--- Texto fornecido ---
======
1ª Leitura (Nm 21,4b-9): Naqueles dias,
o povo de Israel impacientou-se e falou contra Deus e contra Moisés: «Porque
nos fizeste sair do Egito, para morrermos neste deserto? Aqui não há pão nem
água e já nos causa fastio este alimento miserável». Então o Senhor mandou
contra o povo serpentes venenosas que mordiam nas pessoas e morreu muita gente
de Israel. O povo dirigiu-se a Moisés, dizendo: «Pecamos, ao falar contra o
Senhor e contra ti. Intercede junto do Senhor, para que afaste de nós as
serpentes». E Moisés intercedeu pelo povo. Então o Senhor disse a Moisés: «Faz
uma serpente de bronze e coloca-a sobre um poste. Todo aquele que for mordido e
olhar para ela ficará curado». Moisés fez uma serpente de bronze e fixou-a num
poste. Quando alguém, era mordido por uma serpente, olhava para a serpente de
bronze e ficava curado.
Salmo Responsorial: 77
R.
Não esqueçais as obras do Senhor.
Escuta, meu povo, a
minha instrução, presta ouvidos às palavras da minha boca. Vou falar em forma
de provérbio, vou revelar os mistérios dos tempos antigos.
Quando Deus castigava
os antigos, eles O procuravam, tornavam a voltar-se para Ele e recordavam-se de
que Deus era o seu protetor, o Altíssimo o seu redentor.
Eles, porém,
enganavam-n’O com a boca e mentiam-Lhe com a língua; o seu coração não era
sincero, nem eram fiéis à sua aliança.
Mas Deus, compadecido,
perdoava o pecado e não os exterminava. Muitas vezes reprimia a sua cólera e
não executava toda a sua ira.
2ª Leitura (Fl 2,6-11):
Leitura da Epístola do apóstolo São
Paulo aos Filipenses Cristo Jesus, que era de condição divina, não Se valeu da
sua igualdade com Deus, mas aniquilou-Se a Si próprio. Assumindo a condição de
servo, tornou-Se semelhante aos homens. Aparecendo como homem, humilhou-Se
ainda mais, obedecendo até à morte e morte de cruz. Por isso Deus O exaltou e
Lhe deu um nome que está acima de todos os nomes, para que ao nome de Jesus
todos se ajoelhem no céu, na terra e nos abismos, e toda a língua proclame que
Jesus Cristo é o Senhor, para glória de Deus Pai.
Aleluia. Nós Vos adoramos e
bendizemos, Senhor Jesus Cristo, que pela vossa santa cruz remistes o mundo.
Aleluia.
======
--- Tarefa breve 1 ---
Transcreva, sem alterações, o trecho do texto das leituras litúrgicas que vai de "2ª Leitura (Fl" até "de Deus Pai.", inclusive.
======
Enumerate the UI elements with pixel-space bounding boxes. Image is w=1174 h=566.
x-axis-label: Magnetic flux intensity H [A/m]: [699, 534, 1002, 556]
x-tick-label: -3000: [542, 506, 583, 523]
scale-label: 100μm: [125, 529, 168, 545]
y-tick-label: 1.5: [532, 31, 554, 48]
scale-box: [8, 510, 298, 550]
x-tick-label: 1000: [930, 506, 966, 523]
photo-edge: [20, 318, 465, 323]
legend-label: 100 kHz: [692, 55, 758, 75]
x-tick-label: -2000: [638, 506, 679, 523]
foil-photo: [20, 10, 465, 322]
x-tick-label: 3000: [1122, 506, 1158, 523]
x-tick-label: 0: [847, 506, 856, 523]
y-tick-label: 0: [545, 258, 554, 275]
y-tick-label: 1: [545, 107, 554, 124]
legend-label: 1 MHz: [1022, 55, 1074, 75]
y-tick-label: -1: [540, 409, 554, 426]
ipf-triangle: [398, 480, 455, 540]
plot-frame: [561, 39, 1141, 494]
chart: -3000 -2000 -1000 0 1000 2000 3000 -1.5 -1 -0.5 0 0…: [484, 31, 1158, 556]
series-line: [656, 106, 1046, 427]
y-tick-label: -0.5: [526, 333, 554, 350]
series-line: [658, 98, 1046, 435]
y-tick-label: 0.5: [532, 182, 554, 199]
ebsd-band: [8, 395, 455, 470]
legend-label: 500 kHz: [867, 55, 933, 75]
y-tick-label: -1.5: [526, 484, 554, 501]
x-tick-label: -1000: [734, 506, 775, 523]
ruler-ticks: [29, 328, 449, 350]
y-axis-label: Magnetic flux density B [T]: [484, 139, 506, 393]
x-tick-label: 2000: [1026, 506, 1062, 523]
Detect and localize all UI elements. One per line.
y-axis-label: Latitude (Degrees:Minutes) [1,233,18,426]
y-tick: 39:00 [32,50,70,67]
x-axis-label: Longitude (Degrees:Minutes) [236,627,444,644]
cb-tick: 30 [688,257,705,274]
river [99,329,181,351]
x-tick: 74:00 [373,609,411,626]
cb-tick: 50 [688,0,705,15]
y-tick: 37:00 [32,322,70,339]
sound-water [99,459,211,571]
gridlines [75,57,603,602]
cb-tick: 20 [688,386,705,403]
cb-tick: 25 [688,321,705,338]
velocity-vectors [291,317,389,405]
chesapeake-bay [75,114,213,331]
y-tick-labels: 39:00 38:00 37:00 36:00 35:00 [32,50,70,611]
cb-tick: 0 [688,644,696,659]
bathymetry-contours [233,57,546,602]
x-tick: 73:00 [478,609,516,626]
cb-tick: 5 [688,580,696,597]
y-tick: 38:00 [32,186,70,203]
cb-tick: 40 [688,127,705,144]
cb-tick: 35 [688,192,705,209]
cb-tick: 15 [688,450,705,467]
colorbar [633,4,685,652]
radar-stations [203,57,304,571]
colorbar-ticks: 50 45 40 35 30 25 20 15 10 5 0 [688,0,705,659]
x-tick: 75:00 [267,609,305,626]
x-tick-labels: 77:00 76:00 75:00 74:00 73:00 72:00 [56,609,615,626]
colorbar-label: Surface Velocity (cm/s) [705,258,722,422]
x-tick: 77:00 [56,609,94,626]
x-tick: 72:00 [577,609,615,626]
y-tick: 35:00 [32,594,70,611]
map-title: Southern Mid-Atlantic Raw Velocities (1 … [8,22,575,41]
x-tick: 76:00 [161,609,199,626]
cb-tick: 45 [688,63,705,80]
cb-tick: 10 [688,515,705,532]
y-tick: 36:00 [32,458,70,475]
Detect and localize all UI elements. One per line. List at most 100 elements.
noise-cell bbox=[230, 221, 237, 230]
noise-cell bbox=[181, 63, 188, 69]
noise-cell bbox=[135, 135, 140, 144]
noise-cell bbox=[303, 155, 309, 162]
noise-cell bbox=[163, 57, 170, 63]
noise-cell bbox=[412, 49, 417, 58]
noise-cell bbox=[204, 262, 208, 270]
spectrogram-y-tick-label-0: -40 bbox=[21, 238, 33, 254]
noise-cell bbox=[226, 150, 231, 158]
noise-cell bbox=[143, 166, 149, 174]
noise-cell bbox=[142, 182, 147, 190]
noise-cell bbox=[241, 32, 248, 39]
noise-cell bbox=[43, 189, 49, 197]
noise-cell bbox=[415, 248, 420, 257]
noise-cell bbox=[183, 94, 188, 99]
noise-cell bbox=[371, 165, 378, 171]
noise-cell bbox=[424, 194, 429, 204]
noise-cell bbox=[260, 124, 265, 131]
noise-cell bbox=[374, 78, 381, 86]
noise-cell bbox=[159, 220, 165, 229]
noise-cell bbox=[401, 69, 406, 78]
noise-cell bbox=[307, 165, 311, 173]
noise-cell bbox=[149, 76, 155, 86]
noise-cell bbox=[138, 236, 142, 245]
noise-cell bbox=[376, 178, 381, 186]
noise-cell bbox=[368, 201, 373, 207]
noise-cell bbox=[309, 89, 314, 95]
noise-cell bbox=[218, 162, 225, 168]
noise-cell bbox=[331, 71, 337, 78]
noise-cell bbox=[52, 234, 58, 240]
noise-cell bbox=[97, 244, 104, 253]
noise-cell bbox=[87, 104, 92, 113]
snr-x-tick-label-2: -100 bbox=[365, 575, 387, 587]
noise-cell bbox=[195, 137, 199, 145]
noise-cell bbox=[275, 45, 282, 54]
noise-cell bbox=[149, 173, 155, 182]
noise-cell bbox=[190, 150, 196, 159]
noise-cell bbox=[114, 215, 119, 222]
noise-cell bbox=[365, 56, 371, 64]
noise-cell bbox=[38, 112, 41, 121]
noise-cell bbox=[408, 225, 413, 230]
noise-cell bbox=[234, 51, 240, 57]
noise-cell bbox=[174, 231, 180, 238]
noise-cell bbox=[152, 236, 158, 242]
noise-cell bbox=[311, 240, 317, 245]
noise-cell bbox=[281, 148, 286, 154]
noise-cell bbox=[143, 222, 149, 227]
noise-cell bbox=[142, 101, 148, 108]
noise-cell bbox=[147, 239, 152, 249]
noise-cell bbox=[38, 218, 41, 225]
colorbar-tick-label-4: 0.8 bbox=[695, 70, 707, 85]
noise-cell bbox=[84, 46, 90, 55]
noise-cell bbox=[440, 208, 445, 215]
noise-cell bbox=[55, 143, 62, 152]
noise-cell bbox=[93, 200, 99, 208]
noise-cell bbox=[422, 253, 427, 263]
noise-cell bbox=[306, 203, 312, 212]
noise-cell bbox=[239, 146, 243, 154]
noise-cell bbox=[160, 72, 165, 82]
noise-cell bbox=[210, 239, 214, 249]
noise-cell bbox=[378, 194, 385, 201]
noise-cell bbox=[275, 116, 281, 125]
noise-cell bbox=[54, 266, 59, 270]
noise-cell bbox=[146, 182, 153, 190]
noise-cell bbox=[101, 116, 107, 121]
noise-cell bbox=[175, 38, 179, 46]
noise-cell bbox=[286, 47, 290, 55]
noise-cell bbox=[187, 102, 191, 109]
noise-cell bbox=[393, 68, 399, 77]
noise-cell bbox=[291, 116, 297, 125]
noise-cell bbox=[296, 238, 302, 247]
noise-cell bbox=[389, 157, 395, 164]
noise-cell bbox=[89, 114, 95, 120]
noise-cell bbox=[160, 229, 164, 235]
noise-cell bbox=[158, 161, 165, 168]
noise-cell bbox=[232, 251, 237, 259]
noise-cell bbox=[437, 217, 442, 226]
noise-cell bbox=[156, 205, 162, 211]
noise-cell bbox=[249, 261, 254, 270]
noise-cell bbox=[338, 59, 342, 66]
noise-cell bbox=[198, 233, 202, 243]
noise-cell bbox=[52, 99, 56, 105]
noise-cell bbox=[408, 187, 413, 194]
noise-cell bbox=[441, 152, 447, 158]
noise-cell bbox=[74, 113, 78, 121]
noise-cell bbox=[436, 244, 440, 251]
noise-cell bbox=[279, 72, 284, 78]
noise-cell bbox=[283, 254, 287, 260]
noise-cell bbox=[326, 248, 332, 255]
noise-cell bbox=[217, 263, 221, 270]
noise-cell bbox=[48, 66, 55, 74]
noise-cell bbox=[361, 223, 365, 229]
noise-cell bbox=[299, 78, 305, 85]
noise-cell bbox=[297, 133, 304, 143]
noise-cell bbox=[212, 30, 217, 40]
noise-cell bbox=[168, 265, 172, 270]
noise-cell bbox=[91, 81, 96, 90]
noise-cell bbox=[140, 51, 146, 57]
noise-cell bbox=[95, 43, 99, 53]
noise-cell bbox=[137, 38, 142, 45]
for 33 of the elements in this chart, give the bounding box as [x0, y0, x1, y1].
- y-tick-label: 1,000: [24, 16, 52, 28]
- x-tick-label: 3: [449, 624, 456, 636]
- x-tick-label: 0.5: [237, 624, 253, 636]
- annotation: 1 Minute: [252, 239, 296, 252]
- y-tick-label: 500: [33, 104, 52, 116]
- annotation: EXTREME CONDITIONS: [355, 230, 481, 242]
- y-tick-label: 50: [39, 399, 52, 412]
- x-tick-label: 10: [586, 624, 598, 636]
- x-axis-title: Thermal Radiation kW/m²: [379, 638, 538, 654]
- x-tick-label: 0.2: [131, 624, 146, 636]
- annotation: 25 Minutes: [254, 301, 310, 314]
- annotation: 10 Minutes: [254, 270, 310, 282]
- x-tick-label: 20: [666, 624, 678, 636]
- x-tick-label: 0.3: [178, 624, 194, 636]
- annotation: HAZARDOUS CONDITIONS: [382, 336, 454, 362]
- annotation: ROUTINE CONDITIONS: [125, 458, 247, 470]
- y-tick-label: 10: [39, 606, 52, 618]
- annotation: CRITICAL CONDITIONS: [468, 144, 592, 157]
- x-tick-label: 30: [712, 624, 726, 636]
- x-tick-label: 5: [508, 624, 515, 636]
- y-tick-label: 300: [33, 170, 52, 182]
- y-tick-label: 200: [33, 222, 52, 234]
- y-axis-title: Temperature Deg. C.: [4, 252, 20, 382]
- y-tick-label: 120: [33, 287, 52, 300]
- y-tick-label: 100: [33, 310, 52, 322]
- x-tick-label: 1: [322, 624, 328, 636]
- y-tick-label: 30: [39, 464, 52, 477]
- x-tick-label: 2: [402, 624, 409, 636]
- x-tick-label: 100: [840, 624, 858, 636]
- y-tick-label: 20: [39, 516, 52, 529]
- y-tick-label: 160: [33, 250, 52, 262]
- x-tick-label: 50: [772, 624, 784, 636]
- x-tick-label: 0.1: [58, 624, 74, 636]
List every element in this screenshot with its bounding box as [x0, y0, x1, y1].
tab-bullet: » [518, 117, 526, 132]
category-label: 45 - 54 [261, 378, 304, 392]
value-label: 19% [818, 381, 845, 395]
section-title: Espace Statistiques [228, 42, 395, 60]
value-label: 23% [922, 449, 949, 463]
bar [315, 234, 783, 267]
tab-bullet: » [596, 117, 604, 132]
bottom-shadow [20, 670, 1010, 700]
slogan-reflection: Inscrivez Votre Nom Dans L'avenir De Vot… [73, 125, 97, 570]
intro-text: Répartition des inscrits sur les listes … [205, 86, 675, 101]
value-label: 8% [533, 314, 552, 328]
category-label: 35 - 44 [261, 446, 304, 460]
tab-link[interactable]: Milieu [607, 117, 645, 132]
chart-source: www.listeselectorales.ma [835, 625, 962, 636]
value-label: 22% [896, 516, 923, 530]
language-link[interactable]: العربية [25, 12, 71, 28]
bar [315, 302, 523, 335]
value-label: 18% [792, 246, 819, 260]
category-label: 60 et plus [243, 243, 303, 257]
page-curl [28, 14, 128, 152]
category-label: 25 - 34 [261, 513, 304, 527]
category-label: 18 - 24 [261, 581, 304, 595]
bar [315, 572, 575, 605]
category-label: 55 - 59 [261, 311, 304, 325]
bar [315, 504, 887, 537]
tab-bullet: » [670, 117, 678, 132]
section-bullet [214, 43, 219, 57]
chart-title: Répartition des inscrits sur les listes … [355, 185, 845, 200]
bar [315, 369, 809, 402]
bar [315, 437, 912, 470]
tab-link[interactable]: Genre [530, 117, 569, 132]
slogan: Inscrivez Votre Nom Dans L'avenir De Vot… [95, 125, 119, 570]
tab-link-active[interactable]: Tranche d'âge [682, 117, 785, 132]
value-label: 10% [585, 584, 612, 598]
======
--- Tarefa breve 2 ---
Apresente como lista JSON de strings, com uma string por linha e sem as linhas em branco, as linhas da listagem desde a primeira até a linha que contém "plot-frame: [561, 39, 1141, 494]", inclusive.

--- Resposta do exercício 1 ---
2ª Leitura (Fl 2,6-11):
Leitura da Epístola do apóstolo São
Paulo aos Filipenses Cristo Jesus, que era de condição divina, não Se valeu da
sua igualdade com Deus, mas aniquilou-Se a Si próprio. Assumindo a condição de
servo, tornou-Se semelhante aos homens. Aparecendo como homem, humilhou-Se
ainda mais, obedecendo até à morte e morte de cruz. Por isso Deus O exaltou e
Lhe deu um nome que está acima de todos os nomes, para que ao nome de Jesus
todos se ajoelhem no céu, na terra e nos abismos, e toda a língua proclame que
Jesus Cristo é o Senhor, para glória de Deus Pai.

--- Resposta do exercício 2 ---
[
  "Enumerate the UI elements with pixel-space bounding boxes. Image is w=1174 h=566.",
  "x-axis-label: Magnetic flux intensity H [A/m]: [699, 534, 1002, 556]",
  "x-tick-label: -3000: [542, 506, 583, 523]",
  "scale-label: 100μm: [125, 529, 168, 545]",
  "y-tick-label: 1.5: [532, 31, 554, 48]",
  "scale-box: [8, 510, 298, 550]",
  "x-tick-label: 1000: [930, 506, 966, 523]",
  "photo-edge: [20, 318, 465, 323]",
  "legend-label: 100 kHz: [692, 55, 758, 75]",
  "x-tick-label: -2000: [638, 506, 679, 523]",
  "foil-photo: [20, 10, 465, 322]",
  "x-tick-label: 3000: [1122, 506, 1158, 523]",
  "x-tick-label: 0: [847, 506, 856, 523]",
  "y-tick-label: 0: [545, 258, 554, 275]",
  "y-tick-label: 1: [545, 107, 554, 124]",
  "legend-label: 1 MHz: [1022, 55, 1074, 75]",
  "y-tick-label: -1: [540, 409, 554, 426]",
  "ipf-triangle: [398, 480, 455, 540]",
  "plot-frame: [561, 39, 1141, 494]"
]